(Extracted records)
--------------------------------------------------

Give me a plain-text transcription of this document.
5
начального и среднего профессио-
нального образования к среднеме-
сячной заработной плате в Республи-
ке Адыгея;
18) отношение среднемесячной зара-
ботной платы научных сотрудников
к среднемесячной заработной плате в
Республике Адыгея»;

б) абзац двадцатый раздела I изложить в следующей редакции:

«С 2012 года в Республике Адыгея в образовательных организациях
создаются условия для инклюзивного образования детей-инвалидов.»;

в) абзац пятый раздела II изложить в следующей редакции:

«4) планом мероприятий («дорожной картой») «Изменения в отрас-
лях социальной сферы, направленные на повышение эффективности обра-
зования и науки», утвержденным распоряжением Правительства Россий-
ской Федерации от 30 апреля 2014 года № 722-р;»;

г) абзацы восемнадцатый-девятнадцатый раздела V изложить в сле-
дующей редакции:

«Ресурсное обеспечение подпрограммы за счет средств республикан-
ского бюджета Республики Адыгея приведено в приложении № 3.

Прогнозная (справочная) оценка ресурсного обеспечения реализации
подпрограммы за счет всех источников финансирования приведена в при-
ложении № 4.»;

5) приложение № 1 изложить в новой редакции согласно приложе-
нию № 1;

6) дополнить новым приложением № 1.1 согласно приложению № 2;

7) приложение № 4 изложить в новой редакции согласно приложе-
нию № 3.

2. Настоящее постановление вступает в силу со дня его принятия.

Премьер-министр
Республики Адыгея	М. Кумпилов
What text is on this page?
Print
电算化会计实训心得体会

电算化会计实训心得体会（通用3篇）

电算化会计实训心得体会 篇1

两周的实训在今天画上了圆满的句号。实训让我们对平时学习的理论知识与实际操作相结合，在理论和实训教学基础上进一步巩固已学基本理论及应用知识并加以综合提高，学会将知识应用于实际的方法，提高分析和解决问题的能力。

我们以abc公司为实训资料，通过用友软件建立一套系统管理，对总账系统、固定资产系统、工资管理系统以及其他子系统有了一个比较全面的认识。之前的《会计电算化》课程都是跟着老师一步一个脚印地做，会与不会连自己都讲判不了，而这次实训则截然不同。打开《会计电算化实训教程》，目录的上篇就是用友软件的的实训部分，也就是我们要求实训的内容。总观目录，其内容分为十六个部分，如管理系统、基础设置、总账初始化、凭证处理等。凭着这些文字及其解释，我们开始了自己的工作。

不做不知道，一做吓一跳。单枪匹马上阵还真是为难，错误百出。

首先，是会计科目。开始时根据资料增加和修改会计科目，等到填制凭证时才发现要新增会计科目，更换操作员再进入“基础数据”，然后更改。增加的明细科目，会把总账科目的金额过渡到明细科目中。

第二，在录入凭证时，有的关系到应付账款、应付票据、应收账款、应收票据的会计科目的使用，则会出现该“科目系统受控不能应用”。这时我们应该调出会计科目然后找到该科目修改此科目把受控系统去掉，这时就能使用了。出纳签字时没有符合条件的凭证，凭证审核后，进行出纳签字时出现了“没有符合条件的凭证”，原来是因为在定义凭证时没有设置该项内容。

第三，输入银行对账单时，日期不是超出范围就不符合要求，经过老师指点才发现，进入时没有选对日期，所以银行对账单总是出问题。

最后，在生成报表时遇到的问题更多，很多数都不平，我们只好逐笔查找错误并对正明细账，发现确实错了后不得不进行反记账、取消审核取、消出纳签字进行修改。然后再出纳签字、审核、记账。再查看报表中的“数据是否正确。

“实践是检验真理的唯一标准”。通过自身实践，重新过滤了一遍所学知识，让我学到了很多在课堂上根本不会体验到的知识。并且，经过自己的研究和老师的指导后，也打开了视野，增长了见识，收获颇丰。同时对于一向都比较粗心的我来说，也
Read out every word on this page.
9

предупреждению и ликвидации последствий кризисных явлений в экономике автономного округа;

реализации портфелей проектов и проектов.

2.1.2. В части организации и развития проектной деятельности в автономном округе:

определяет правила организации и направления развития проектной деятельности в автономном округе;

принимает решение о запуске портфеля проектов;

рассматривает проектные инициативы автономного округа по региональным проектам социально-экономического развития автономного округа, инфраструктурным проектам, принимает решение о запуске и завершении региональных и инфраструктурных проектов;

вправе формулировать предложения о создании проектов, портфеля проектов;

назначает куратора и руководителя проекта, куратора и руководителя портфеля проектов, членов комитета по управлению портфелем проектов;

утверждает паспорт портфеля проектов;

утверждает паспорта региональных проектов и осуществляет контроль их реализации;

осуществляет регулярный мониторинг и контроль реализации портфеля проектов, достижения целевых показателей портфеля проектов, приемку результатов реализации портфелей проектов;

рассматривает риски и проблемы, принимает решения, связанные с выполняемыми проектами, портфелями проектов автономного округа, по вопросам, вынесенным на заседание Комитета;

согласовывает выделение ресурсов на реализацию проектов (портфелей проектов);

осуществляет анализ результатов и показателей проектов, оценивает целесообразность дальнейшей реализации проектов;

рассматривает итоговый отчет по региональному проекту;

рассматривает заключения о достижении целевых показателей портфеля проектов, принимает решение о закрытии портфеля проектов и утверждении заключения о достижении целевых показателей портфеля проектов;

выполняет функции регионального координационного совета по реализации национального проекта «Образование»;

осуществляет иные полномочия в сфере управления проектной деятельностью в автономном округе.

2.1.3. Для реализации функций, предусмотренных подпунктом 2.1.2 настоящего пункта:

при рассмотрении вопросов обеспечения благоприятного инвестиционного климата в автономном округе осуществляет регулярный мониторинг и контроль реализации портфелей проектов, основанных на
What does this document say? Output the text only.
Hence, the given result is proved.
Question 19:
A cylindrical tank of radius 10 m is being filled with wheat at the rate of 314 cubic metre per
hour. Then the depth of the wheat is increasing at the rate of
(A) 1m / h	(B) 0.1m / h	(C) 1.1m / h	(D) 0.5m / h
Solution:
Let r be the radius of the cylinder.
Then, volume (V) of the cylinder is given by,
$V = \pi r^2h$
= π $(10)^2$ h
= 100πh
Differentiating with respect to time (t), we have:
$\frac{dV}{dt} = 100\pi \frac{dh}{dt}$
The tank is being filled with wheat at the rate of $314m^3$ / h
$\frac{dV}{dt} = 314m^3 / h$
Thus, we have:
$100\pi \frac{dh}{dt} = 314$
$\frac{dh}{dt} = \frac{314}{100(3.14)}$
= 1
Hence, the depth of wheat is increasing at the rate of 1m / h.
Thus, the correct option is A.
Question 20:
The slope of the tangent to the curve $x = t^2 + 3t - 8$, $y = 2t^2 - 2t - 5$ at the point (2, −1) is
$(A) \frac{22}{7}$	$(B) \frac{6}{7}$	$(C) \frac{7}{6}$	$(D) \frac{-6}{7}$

--------------------------------------------------

*REQUIREMENTS*: Copy each line in the data that holds the word "电算化会计实训心得体会".

*FINISHED EXERCISE*:
电算化会计实训心得体会
电算化会计实训心得体会（通用3篇）
电算化会计实训心得体会 篇1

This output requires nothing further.